**GOAL**: Exclude the pictures, then repeat the remaining data exactly.

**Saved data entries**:
◇ ◇ ◇ ◇ ◇ ◇ ◇
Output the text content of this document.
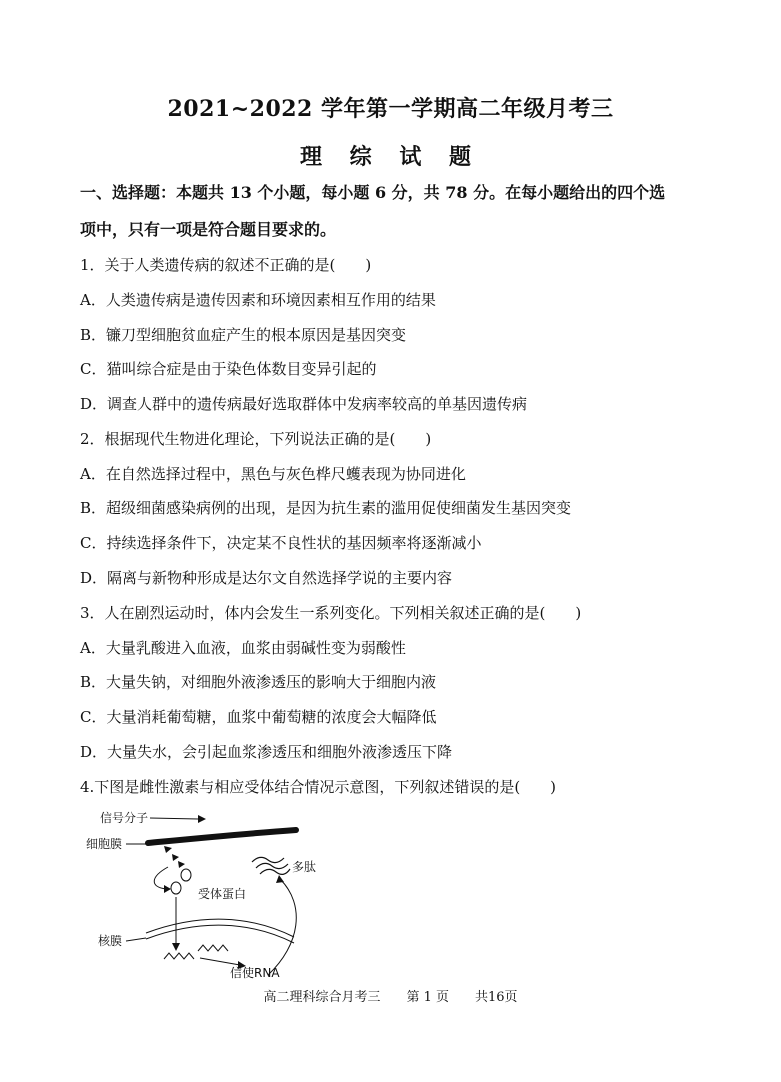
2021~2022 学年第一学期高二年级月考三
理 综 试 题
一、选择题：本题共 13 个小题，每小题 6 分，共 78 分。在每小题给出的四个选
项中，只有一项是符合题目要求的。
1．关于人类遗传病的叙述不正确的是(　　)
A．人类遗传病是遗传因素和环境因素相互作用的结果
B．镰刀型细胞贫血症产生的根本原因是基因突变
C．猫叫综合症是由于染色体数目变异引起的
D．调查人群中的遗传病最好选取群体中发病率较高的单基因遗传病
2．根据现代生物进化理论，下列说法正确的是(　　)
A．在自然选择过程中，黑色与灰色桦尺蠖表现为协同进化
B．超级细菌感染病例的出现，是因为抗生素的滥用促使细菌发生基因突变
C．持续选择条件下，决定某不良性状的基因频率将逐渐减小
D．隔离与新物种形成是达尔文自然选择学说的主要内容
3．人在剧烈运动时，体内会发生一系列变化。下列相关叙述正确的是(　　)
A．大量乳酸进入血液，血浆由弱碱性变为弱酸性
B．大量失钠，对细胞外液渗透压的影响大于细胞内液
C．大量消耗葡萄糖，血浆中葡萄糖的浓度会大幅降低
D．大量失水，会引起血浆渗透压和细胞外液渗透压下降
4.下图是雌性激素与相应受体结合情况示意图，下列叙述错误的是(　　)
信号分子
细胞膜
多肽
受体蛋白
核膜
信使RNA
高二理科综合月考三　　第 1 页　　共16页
◇ ◇ ◇ ◇ ◇ ◇ ◇
**SOLVED EXERCISE**:
Output the text content of this document.
2021~2022 学年第一学期高二年级月考三
理 综 试 题
一、选择题：本题共 13 个小题，每小题 6 分，共 78 分。在每小题给出的四个选
项中，只有一项是符合题目要求的。
1．关于人类遗传病的叙述不正确的是(　　)
A．人类遗传病是遗传因素和环境因素相互作用的结果
B．镰刀型细胞贫血症产生的根本原因是基因突变
C．猫叫综合症是由于染色体数目变异引起的
D．调查人群中的遗传病最好选取群体中发病率较高的单基因遗传病
2．根据现代生物进化理论，下列说法正确的是(　　)
A．在自然选择过程中，黑色与灰色桦尺蠖表现为协同进化
B．超级细菌感染病例的出现，是因为抗生素的滥用促使细菌发生基因突变
C．持续选择条件下，决定某不良性状的基因频率将逐渐减小
D．隔离与新物种形成是达尔文自然选择学说的主要内容
3．人在剧烈运动时，体内会发生一系列变化。下列相关叙述正确的是(　　)
A．大量乳酸进入血液，血浆由弱碱性变为弱酸性
B．大量失钠，对细胞外液渗透压的影响大于细胞内液
C．大量消耗葡萄糖，血浆中葡萄糖的浓度会大幅降低
D．大量失水，会引起血浆渗透压和细胞外液渗透压下降
4.下图是雌性激素与相应受体结合情况示意图，下列叙述错误的是(　　)
信号分子
细胞膜
多肽
受体蛋白
核膜
信使RNA
高二理科综合月考三　　第 1 页　　共16页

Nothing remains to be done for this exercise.